GIVEN TASK: Write the material out again in full, exactly.

Records excerpted from a collection:

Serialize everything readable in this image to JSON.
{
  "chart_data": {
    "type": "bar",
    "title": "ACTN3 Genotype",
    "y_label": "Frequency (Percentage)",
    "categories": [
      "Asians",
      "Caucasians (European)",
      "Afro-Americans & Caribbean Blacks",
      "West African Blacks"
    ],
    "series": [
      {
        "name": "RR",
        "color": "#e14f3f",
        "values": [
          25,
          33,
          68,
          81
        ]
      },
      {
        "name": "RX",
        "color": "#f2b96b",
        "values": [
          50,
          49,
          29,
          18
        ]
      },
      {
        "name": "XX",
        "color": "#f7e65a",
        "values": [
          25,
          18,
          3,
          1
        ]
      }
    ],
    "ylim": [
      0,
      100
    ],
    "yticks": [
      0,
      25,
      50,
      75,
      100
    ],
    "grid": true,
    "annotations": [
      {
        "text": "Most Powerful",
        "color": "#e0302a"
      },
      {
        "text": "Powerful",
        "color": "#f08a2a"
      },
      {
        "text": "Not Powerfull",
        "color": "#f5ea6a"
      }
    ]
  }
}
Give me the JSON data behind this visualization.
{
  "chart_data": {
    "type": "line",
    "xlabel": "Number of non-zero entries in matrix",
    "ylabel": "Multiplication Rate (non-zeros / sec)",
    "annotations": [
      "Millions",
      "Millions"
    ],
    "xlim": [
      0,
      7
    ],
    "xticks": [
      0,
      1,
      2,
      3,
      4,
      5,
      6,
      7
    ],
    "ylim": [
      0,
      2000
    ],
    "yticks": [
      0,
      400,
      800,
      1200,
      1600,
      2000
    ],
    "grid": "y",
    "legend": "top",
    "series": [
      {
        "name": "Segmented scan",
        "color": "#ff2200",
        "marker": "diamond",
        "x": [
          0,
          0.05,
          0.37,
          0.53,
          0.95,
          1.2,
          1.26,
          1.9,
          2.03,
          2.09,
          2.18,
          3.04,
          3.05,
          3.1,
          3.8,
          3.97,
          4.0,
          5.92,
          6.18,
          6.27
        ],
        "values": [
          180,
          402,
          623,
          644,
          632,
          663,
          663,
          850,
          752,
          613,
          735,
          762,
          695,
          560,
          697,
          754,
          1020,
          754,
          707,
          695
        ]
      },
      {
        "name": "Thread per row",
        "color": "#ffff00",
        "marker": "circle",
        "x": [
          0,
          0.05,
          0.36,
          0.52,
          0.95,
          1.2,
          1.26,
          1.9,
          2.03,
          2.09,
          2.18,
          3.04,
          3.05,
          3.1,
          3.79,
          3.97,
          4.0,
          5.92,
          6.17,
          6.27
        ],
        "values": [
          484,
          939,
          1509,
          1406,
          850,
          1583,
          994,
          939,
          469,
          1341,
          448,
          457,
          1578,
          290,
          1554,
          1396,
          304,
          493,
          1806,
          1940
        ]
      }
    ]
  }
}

COMPLETE RESPONSE:
Serialize everything readable in this image to JSON.
{
  "chart_data": {
    "type": "bar",
    "title": "ACTN3 Genotype",
    "y_label": "Frequency (Percentage)",
    "categories": [
      "Asians",
      "Caucasians (European)",
      "Afro-Americans & Caribbean Blacks",
      "West African Blacks"
    ],
    "series": [
      {
        "name": "RR",
        "color": "#e14f3f",
        "values": [
          25,
          33,
          68,
          81
        ]
      },
      {
        "name": "RX",
        "color": "#f2b96b",
        "values": [
          50,
          49,
          29,
          18
        ]
      },
      {
        "name": "XX",
        "color": "#f7e65a",
        "values": [
          25,
          18,
          3,
          1
        ]
      }
    ],
    "ylim": [
      0,
      100
    ],
    "yticks": [
      0,
      25,
      50,
      75,
      100
    ],
    "grid": true,
    "annotations": [
      {
        "text": "Most Powerful",
        "color": "#e0302a"
      },
      {
        "text": "Powerful",
        "color": "#f08a2a"
      },
      {
        "text": "Not Powerfull",
        "color": "#f5ea6a"
      }
    ]
  }
}
Give me the JSON data behind this visualization.
{
  "chart_data": {
    "type": "line",
    "xlabel": "Number of non-zero entries in matrix",
    "ylabel": "Multiplication Rate (non-zeros / sec)",
    "annotations": [
      "Millions",
      "Millions"
    ],
    "xlim": [
      0,
      7
    ],
    "xticks": [
      0,
      1,
      2,
      3,
      4,
      5,
      6,
      7
    ],
    "ylim": [
      0,
      2000
    ],
    "yticks": [
      0,
      400,
      800,
      1200,
      1600,
      2000
    ],
    "grid": "y",
    "legend": "top",
    "series": [
      {
        "name": "Segmented scan",
        "color": "#ff2200",
        "marker": "diamond",
        "x": [
          0,
          0.05,
          0.37,
          0.53,
          0.95,
          1.2,
          1.26,
          1.9,
          2.03,
          2.09,
          2.18,
          3.04,
          3.05,
          3.1,
          3.8,
          3.97,
          4.0,
          5.92,
          6.18,
          6.27
        ],
        "values": [
          180,
          402,
          623,
          644,
          632,
          663,
          663,
          850,
          752,
          613,
          735,
          762,
          695,
          560,
          697,
          754,
          1020,
          754,
          707,
          695
        ]
      },
      {
        "name": "Thread per row",
        "color": "#ffff00",
        "marker": "circle",
        "x": [
          0,
          0.05,
          0.36,
          0.52,
          0.95,
          1.2,
          1.26,
          1.9,
          2.03,
          2.09,
          2.18,
          3.04,
          3.05,
          3.1,
          3.79,
          3.97,
          4.0,
          5.92,
          6.17,
          6.27
        ],
        "values": [
          484,
          939,
          1509,
          1406,
          850,
          1583,
          994,
          939,
          469,
          1341,
          448,
          457,
          1578,
          290,
          1554,
          1396,
          304,
          493,
          1806,
          1940
        ]
      }
    ]
  }
}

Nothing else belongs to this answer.